** Exercise **
Every line that contains "производства" counts once; give the total number of such lines, with no other words.
———
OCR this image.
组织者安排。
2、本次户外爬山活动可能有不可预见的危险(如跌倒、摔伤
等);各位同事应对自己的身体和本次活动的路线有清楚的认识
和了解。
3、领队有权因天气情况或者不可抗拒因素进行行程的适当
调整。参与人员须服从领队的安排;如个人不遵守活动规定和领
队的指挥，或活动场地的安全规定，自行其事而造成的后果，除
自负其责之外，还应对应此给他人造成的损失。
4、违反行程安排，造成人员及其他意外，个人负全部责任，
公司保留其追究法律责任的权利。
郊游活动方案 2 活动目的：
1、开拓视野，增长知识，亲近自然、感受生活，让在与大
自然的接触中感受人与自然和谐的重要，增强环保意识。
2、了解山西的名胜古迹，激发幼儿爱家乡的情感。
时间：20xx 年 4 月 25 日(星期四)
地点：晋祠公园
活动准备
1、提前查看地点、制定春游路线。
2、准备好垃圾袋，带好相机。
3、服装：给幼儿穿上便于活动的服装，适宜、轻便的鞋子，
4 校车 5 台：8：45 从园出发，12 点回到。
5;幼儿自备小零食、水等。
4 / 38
———
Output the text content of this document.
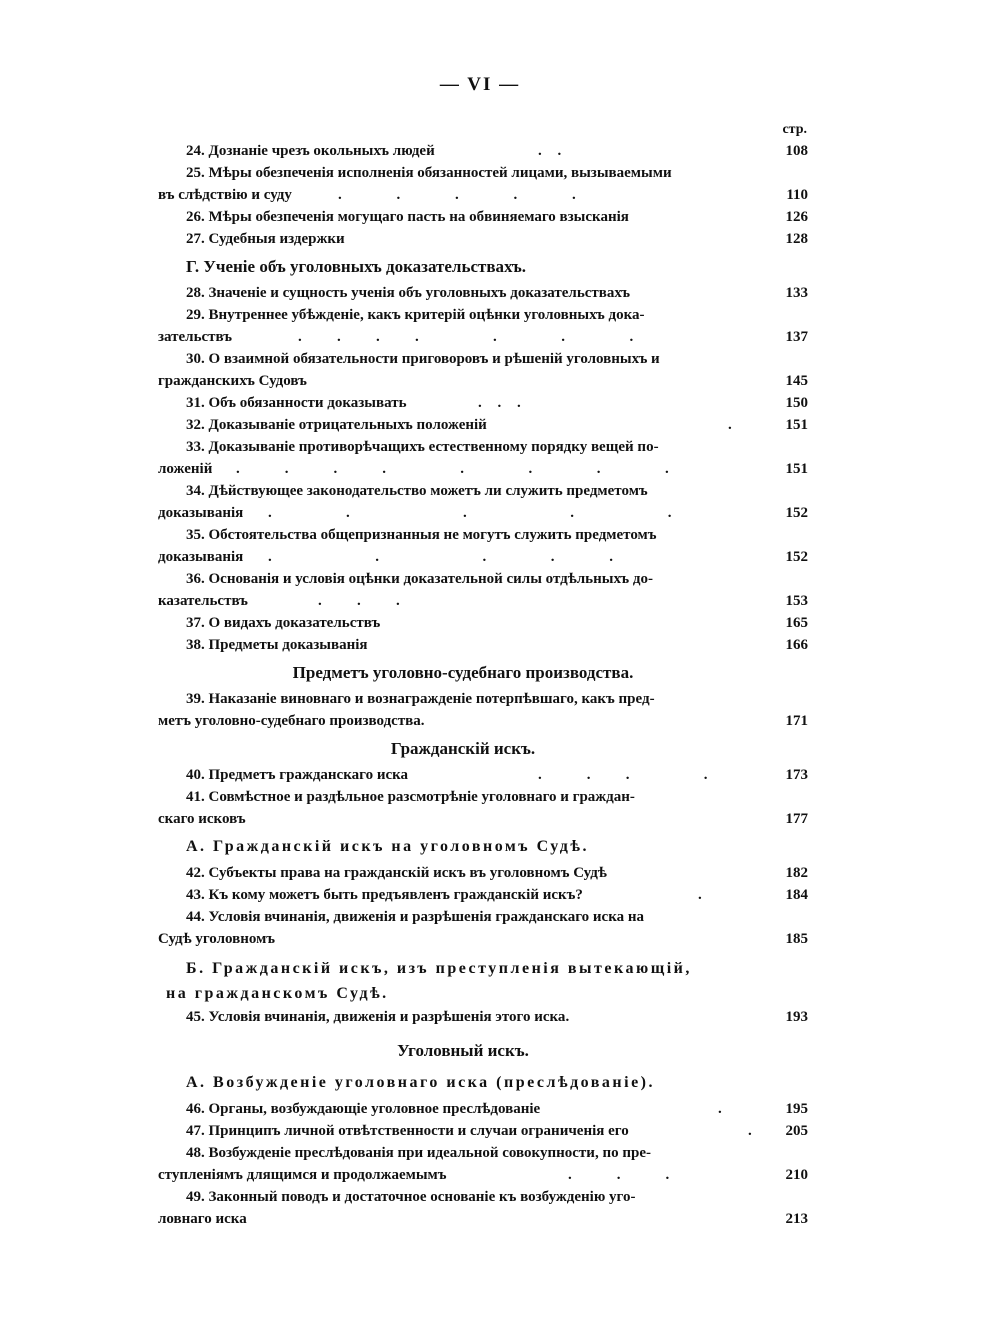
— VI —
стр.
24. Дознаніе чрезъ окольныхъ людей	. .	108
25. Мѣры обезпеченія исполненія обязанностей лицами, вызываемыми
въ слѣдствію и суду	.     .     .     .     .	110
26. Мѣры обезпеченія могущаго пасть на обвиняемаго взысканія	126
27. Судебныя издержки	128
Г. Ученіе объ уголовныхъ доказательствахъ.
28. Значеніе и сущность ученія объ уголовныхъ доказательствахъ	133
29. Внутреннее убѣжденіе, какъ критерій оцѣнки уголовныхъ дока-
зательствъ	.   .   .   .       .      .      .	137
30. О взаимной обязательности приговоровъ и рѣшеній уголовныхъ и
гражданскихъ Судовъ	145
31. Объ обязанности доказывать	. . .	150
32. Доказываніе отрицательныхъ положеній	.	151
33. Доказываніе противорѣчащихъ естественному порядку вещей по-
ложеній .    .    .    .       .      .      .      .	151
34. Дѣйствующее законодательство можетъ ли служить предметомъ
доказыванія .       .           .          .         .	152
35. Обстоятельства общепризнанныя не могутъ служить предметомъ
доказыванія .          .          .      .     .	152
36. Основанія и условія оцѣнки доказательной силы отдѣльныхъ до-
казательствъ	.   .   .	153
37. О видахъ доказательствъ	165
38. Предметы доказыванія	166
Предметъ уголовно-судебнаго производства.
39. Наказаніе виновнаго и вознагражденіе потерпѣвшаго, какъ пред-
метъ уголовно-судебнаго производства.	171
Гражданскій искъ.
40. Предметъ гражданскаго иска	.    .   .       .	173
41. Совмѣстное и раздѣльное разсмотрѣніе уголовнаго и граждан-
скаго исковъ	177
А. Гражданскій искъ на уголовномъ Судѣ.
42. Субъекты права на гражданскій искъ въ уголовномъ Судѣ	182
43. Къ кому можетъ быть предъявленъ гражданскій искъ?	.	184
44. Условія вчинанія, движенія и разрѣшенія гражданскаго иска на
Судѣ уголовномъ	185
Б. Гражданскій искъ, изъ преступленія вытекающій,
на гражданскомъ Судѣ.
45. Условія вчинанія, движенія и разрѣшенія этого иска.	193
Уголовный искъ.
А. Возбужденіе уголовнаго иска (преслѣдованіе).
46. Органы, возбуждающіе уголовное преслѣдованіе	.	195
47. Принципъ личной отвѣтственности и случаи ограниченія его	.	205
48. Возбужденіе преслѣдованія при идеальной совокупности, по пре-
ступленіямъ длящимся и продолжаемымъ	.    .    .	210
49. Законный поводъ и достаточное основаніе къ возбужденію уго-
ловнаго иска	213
———
** Solution **
2